What the task asks:
Every line below that holds the string "مسلمين" should be copied out.

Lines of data
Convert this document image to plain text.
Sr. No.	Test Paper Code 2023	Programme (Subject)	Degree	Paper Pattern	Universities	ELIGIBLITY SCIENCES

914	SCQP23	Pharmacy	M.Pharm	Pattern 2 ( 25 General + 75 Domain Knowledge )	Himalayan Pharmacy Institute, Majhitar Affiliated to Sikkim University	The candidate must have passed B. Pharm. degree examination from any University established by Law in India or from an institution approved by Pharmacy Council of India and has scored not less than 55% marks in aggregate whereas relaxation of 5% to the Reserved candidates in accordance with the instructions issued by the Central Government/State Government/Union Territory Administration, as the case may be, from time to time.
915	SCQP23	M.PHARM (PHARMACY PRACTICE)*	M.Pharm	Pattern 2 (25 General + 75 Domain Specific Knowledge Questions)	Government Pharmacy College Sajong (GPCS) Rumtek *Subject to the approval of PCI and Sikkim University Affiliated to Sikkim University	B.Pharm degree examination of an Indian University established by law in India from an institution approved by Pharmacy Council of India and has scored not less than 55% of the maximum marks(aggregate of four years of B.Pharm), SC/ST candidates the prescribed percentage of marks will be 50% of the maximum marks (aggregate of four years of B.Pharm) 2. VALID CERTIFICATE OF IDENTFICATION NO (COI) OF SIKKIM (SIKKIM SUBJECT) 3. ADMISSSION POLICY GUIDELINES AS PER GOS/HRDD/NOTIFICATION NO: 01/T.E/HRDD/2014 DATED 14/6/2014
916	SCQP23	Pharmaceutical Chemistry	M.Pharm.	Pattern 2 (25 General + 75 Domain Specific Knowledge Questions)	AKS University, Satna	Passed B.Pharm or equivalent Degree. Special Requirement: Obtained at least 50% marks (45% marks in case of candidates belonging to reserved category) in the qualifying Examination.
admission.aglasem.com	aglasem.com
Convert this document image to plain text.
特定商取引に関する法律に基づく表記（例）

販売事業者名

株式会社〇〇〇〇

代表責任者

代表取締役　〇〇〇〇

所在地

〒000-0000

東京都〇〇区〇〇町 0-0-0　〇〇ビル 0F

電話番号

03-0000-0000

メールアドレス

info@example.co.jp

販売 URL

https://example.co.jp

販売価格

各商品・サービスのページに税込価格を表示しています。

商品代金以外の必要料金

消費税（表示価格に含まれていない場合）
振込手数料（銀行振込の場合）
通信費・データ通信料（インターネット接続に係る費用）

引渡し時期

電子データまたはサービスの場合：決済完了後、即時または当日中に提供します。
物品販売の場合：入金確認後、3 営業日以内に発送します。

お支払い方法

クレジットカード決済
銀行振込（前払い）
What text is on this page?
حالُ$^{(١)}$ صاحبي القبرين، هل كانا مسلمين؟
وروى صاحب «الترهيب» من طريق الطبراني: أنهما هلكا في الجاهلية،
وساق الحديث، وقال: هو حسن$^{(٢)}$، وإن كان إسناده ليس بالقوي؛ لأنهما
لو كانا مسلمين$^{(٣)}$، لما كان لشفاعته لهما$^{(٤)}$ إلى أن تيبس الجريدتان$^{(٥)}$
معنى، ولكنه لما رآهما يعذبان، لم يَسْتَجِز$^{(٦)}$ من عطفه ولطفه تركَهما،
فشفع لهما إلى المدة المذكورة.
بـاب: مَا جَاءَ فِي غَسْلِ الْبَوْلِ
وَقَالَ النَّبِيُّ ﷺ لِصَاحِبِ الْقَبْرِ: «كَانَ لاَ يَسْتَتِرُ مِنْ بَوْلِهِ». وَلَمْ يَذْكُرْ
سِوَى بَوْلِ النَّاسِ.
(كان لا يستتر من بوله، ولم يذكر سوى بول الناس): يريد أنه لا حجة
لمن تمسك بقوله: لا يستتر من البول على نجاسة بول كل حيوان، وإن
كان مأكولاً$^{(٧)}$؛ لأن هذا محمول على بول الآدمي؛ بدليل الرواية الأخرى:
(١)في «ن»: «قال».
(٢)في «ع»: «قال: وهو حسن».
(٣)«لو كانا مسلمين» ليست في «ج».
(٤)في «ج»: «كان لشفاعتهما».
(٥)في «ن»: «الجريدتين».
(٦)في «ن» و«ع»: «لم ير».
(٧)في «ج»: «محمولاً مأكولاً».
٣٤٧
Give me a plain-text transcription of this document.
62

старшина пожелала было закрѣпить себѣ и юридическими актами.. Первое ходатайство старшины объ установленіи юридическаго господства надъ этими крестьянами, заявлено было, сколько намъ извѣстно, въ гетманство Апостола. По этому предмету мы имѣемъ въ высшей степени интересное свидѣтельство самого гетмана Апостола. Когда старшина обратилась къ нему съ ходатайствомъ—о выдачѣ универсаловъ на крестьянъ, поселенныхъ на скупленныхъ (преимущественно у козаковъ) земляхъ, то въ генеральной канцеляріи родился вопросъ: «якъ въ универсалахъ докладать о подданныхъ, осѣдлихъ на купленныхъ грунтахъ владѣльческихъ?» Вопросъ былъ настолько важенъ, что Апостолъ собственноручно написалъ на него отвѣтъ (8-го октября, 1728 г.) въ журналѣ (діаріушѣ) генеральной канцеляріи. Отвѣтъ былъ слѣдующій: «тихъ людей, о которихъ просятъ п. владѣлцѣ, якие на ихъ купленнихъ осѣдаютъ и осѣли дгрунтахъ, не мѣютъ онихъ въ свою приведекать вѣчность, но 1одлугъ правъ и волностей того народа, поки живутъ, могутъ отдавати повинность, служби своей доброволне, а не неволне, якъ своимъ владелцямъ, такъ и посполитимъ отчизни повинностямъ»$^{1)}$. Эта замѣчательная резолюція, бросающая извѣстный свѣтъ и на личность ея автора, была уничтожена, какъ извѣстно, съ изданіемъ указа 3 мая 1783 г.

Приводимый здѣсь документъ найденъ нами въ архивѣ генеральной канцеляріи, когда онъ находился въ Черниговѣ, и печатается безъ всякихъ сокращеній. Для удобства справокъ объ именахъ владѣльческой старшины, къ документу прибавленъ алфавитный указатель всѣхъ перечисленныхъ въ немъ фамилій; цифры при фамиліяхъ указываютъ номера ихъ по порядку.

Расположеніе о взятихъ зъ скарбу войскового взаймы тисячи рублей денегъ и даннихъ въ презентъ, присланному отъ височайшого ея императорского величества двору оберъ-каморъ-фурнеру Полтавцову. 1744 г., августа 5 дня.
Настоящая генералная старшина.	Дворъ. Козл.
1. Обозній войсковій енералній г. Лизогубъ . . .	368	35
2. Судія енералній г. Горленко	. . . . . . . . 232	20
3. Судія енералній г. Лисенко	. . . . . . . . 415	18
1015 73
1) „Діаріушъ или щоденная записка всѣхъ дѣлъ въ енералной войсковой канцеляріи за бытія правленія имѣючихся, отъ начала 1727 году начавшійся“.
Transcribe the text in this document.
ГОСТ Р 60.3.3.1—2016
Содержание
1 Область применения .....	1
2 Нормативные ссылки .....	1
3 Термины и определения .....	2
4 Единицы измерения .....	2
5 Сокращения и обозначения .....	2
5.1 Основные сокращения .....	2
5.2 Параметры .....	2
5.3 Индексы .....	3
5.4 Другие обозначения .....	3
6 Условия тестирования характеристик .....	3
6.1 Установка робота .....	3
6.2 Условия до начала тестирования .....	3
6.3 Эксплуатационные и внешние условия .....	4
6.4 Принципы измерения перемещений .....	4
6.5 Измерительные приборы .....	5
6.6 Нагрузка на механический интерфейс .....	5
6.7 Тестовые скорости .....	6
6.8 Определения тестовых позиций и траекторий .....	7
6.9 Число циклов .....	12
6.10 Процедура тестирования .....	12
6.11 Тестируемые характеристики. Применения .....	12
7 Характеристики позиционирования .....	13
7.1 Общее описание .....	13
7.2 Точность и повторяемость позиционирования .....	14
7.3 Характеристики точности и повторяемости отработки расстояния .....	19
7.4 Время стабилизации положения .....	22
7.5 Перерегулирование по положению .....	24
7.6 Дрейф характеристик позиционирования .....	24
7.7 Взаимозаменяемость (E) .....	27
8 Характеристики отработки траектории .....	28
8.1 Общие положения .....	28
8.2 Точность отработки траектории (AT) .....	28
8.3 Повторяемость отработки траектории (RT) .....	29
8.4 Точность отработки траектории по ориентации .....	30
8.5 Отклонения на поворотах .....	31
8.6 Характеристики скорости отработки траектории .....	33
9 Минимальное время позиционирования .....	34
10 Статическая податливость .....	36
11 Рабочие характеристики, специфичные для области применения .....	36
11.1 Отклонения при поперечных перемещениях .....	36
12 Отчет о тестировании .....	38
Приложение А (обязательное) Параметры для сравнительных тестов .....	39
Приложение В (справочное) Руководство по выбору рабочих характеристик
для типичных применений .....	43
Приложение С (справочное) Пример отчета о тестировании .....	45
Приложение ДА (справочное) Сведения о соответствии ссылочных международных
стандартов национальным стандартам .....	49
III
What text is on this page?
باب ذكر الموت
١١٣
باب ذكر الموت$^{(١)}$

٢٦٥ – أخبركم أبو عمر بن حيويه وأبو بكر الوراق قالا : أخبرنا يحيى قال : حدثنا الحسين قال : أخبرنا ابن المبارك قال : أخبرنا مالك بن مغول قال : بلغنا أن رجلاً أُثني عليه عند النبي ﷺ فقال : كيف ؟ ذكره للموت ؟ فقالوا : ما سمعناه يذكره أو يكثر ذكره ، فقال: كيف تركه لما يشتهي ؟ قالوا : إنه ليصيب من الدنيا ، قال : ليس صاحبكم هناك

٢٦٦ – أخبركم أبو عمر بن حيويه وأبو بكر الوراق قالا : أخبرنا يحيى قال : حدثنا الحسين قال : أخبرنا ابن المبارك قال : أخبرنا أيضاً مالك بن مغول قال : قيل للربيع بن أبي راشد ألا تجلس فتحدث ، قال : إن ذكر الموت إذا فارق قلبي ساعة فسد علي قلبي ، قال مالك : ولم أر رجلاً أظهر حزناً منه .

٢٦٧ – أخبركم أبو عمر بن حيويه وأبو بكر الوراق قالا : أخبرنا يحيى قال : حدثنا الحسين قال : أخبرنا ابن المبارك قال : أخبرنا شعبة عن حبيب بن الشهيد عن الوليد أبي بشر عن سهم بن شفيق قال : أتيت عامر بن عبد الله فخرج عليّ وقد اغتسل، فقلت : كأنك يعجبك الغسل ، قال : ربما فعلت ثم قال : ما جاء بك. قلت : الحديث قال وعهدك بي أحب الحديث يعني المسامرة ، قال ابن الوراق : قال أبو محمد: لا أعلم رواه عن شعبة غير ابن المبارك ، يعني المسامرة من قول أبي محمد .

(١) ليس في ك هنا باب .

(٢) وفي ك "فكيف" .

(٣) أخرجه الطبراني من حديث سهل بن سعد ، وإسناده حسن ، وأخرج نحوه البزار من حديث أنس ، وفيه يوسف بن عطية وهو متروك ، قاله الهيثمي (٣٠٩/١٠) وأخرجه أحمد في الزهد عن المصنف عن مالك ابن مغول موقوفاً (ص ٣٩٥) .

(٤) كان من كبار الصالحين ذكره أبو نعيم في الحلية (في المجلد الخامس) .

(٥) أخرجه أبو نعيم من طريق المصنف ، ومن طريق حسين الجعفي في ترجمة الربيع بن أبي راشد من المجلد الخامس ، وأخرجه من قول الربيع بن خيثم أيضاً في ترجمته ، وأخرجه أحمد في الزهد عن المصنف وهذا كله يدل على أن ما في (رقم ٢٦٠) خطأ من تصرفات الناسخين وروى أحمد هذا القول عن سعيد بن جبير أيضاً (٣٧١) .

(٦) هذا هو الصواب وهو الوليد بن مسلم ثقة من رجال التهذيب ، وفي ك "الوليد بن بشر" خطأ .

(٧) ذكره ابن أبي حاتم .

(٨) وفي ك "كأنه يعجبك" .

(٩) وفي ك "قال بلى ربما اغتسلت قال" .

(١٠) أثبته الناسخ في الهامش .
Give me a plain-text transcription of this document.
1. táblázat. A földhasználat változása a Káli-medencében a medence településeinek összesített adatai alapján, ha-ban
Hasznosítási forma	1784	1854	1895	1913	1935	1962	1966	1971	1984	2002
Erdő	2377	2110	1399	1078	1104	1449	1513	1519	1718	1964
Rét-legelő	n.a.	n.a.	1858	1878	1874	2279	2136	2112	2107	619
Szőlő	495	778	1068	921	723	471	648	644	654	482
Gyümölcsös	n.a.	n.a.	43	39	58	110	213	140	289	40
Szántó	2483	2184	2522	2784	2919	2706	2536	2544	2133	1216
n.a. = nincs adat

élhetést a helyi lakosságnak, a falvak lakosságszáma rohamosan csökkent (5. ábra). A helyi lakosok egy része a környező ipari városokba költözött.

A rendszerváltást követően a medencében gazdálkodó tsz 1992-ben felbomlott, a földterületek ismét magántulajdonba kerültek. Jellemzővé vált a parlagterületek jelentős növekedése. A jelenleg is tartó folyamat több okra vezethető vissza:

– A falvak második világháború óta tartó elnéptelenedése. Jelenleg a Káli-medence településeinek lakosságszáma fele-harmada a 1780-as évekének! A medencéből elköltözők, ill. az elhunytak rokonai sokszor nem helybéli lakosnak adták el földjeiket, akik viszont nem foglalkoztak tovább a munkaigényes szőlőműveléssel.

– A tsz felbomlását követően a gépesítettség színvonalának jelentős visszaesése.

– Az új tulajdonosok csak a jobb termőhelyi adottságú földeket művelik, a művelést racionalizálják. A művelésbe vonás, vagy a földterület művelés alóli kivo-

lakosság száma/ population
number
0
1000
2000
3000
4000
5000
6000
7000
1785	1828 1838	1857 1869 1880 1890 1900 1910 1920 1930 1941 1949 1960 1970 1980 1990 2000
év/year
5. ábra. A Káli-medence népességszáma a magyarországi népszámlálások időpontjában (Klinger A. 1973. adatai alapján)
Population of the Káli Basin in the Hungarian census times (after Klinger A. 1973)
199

Exercise response:
حالُ$^{(١)}$ صاحبي القبرين، هل كانا مسلمين؟
لو كانا مسلمين$^{(٣)}$، لما كان لشفاعته لهما$^{(٤)}$ إلى أن تيبس الجريدتان$^{(٥)}$
(٣)«لو كانا مسلمين» ليست في «ج».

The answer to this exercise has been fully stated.